> [What you have to do]: Return the listing below verbatim. Pictures do not belong in the copy.

Data entries
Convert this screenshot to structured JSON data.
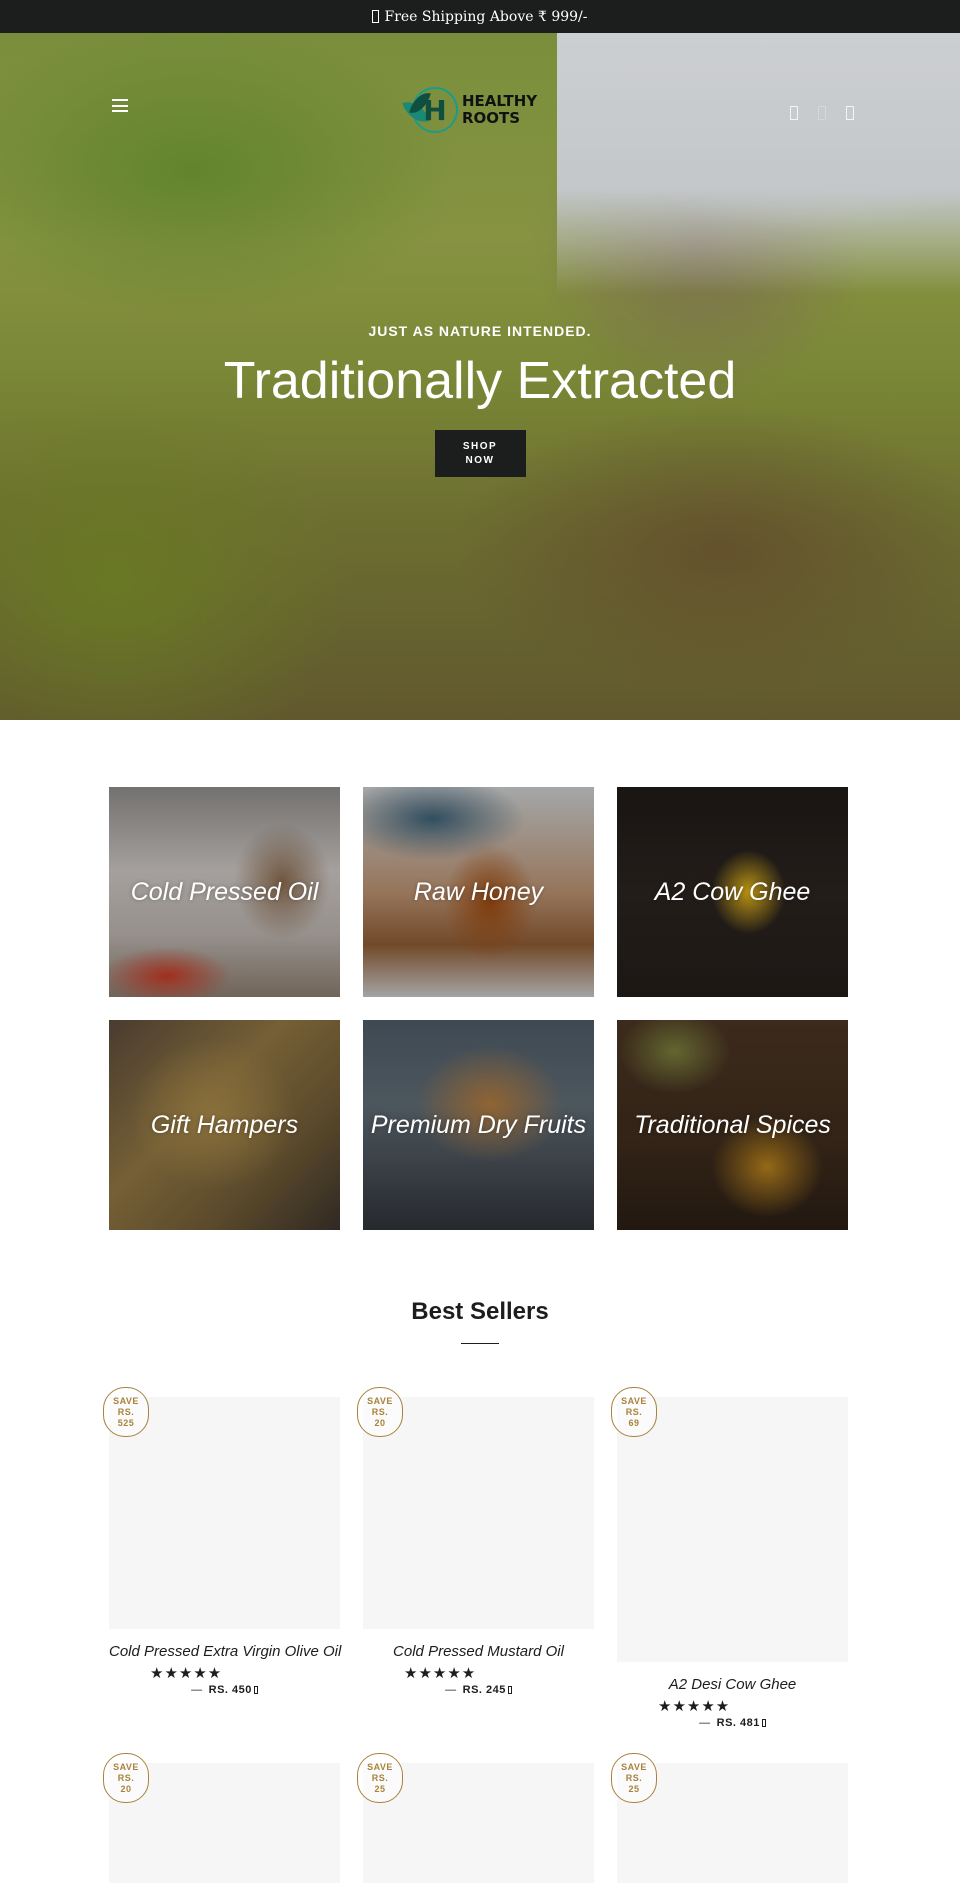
{
  "announcement": {
    "text": "Free Shipping Above ₹ 999/-",
    "icon": "unknown-glyph-icon"
  },
  "header": {
    "brand_line1": "HEALTHY",
    "brand_line2": "ROOTS",
    "logo_letter": "H",
    "icons": [
      "search-icon",
      "account-icon",
      "cart-icon"
    ]
  },
  "hero": {
    "subheading": "JUST AS NATURE INTENDED.",
    "title": "Traditionally Extracted",
    "button_label": "SHOP\nNOW",
    "slides": 3,
    "active_slide": 1
  },
  "collections": [
    {
      "label": "Cold Pressed Oil"
    },
    {
      "label": "Raw Honey"
    },
    {
      "label": "A2 Cow Ghee"
    },
    {
      "label": "Gift Hampers"
    },
    {
      "label": "Premium Dry Fruits"
    },
    {
      "label": "Traditional Spices"
    }
  ],
  "best_sellers": {
    "title": "Best Sellers",
    "products": [
      {
        "badge": [
          "SAVE",
          "RS.",
          "525"
        ],
        "title": "Cold Pressed Extra Virgin Olive Oil",
        "stars": "★★★★★",
        "rating": 5,
        "price": "RS. 450"
      },
      {
        "badge": [
          "SAVE",
          "RS.",
          "20"
        ],
        "title": "Cold Pressed Mustard Oil",
        "stars": "★★★★★",
        "rating": 5,
        "price": "RS. 245"
      },
      {
        "badge": [
          "SAVE",
          "RS.",
          "69"
        ],
        "title": "A2 Desi Cow Ghee",
        "stars": "★★★★★",
        "rating": 5,
        "price": "RS. 481"
      },
      {
        "badge": [
          "SAVE",
          "RS.",
          "20"
        ]
      },
      {
        "badge": [
          "SAVE",
          "RS.",
          "25"
        ]
      },
      {
        "badge": [
          "SAVE",
          "RS.",
          "25"
        ]
      }
    ],
    "price_dash": "—"
  },
  "colors": {
    "dark": "#1c1d1d",
    "badge_gold": "#a9823d",
    "placeholder": "#f6f6f6",
    "logo_teal": "#1d9b8a"
  }
}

> [Right answer]:
Convert this screenshot to structured JSON data.
{
  "announcement": {
    "text": "Free Shipping Above ₹ 999/-",
    "icon": "unknown-glyph-icon"
  },
  "header": {
    "brand_line1": "HEALTHY",
    "brand_line2": "ROOTS",
    "logo_letter": "H",
    "icons": [
      "search-icon",
      "account-icon",
      "cart-icon"
    ]
  },
  "hero": {
    "subheading": "JUST AS NATURE INTENDED.",
    "title": "Traditionally Extracted",
    "button_label": "SHOP\nNOW",
    "slides": 3,
    "active_slide": 1
  },
  "collections": [
    {
      "label": "Cold Pressed Oil"
    },
    {
      "label": "Raw Honey"
    },
    {
      "label": "A2 Cow Ghee"
    },
    {
      "label": "Gift Hampers"
    },
    {
      "label": "Premium Dry Fruits"
    },
    {
      "label": "Traditional Spices"
    }
  ],
  "best_sellers": {
    "title": "Best Sellers",
    "products": [
      {
        "badge": [
          "SAVE",
          "RS.",
          "525"
        ],
        "title": "Cold Pressed Extra Virgin Olive Oil",
        "stars": "★★★★★",
        "rating": 5,
        "price": "RS. 450"
      },
      {
        "badge": [
          "SAVE",
          "RS.",
          "20"
        ],
        "title": "Cold Pressed Mustard Oil",
        "stars": "★★★★★",
        "rating": 5,
        "price": "RS. 245"
      },
      {
        "badge": [
          "SAVE",
          "RS.",
          "69"
        ],
        "title": "A2 Desi Cow Ghee",
        "stars": "★★★★★",
        "rating": 5,
        "price": "RS. 481"
      },
      {
        "badge": [
          "SAVE",
          "RS.",
          "20"
        ]
      },
      {
        "badge": [
          "SAVE",
          "RS.",
          "25"
        ]
      },
      {
        "badge": [
          "SAVE",
          "RS.",
          "25"
        ]
      }
    ],
    "price_dash": "—"
  },
  "colors": {
    "dark": "#1c1d1d",
    "badge_gold": "#a9823d",
    "placeholder": "#f6f6f6",
    "logo_teal": "#1d9b8a"
  }
}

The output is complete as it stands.